The problem
Transcribe every line, keeping it exact.

=== Records for the task ===

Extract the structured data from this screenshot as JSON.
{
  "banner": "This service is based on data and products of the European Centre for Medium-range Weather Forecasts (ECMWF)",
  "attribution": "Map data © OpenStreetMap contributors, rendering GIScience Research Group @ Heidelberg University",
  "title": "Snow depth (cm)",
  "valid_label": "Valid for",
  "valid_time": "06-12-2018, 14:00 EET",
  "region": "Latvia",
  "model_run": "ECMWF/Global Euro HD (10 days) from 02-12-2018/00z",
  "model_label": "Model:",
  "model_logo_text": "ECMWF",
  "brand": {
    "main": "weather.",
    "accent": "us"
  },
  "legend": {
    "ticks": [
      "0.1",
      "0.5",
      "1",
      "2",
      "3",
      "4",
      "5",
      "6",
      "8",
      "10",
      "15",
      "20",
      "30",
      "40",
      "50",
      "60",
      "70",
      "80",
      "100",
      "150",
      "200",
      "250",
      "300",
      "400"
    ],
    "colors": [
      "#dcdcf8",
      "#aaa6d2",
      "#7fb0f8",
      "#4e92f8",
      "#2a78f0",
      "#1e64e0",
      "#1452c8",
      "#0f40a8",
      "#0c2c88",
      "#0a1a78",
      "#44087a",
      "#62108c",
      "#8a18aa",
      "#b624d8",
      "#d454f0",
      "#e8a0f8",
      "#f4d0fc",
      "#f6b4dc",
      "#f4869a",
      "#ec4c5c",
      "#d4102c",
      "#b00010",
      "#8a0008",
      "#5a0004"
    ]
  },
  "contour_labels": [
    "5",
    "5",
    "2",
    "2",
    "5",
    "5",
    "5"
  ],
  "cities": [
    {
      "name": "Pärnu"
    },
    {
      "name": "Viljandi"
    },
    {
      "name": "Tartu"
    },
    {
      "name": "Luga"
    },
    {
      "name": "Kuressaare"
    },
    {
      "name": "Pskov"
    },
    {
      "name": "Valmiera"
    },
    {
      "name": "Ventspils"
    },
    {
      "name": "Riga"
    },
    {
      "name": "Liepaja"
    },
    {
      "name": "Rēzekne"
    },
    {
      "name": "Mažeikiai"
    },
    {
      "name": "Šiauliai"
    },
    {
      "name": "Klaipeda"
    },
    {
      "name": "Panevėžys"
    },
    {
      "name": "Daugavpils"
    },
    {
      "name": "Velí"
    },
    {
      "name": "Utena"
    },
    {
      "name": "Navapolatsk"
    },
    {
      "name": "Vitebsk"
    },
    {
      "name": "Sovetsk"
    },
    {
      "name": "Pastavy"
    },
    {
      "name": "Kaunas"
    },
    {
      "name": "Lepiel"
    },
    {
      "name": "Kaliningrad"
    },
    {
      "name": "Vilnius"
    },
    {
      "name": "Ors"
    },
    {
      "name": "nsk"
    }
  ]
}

===

Solution to the problem
Extract the structured data from this screenshot as JSON.
{
  "banner": "This service is based on data and products of the European Centre for Medium-range Weather Forecasts (ECMWF)",
  "attribution": "Map data © OpenStreetMap contributors, rendering GIScience Research Group @ Heidelberg University",
  "title": "Snow depth (cm)",
  "valid_label": "Valid for",
  "valid_time": "06-12-2018, 14:00 EET",
  "region": "Latvia",
  "model_run": "ECMWF/Global Euro HD (10 days) from 02-12-2018/00z",
  "model_label": "Model:",
  "model_logo_text": "ECMWF",
  "brand": {
    "main": "weather.",
    "accent": "us"
  },
  "legend": {
    "ticks": [
      "0.1",
      "0.5",
      "1",
      "2",
      "3",
      "4",
      "5",
      "6",
      "8",
      "10",
      "15",
      "20",
      "30",
      "40",
      "50",
      "60",
      "70",
      "80",
      "100",
      "150",
      "200",
      "250",
      "300",
      "400"
    ],
    "colors": [
      "#dcdcf8",
      "#aaa6d2",
      "#7fb0f8",
      "#4e92f8",
      "#2a78f0",
      "#1e64e0",
      "#1452c8",
      "#0f40a8",
      "#0c2c88",
      "#0a1a78",
      "#44087a",
      "#62108c",
      "#8a18aa",
      "#b624d8",
      "#d454f0",
      "#e8a0f8",
      "#f4d0fc",
      "#f6b4dc",
      "#f4869a",
      "#ec4c5c",
      "#d4102c",
      "#b00010",
      "#8a0008",
      "#5a0004"
    ]
  },
  "contour_labels": [
    "5",
    "5",
    "2",
    "2",
    "5",
    "5",
    "5"
  ],
  "cities": [
    {
      "name": "Pärnu"
    },
    {
      "name": "Viljandi"
    },
    {
      "name": "Tartu"
    },
    {
      "name": "Luga"
    },
    {
      "name": "Kuressaare"
    },
    {
      "name": "Pskov"
    },
    {
      "name": "Valmiera"
    },
    {
      "name": "Ventspils"
    },
    {
      "name": "Riga"
    },
    {
      "name": "Liepaja"
    },
    {
      "name": "Rēzekne"
    },
    {
      "name": "Mažeikiai"
    },
    {
      "name": "Šiauliai"
    },
    {
      "name": "Klaipeda"
    },
    {
      "name": "Panevėžys"
    },
    {
      "name": "Daugavpils"
    },
    {
      "name": "Velí"
    },
    {
      "name": "Utena"
    },
    {
      "name": "Navapolatsk"
    },
    {
      "name": "Vitebsk"
    },
    {
      "name": "Sovetsk"
    },
    {
      "name": "Pastavy"
    },
    {
      "name": "Kaunas"
    },
    {
      "name": "Lepiel"
    },
    {
      "name": "Kaliningrad"
    },
    {
      "name": "Vilnius"
    },
    {
      "name": "Ors"
    },
    {
      "name": "nsk"
    }
  ]
}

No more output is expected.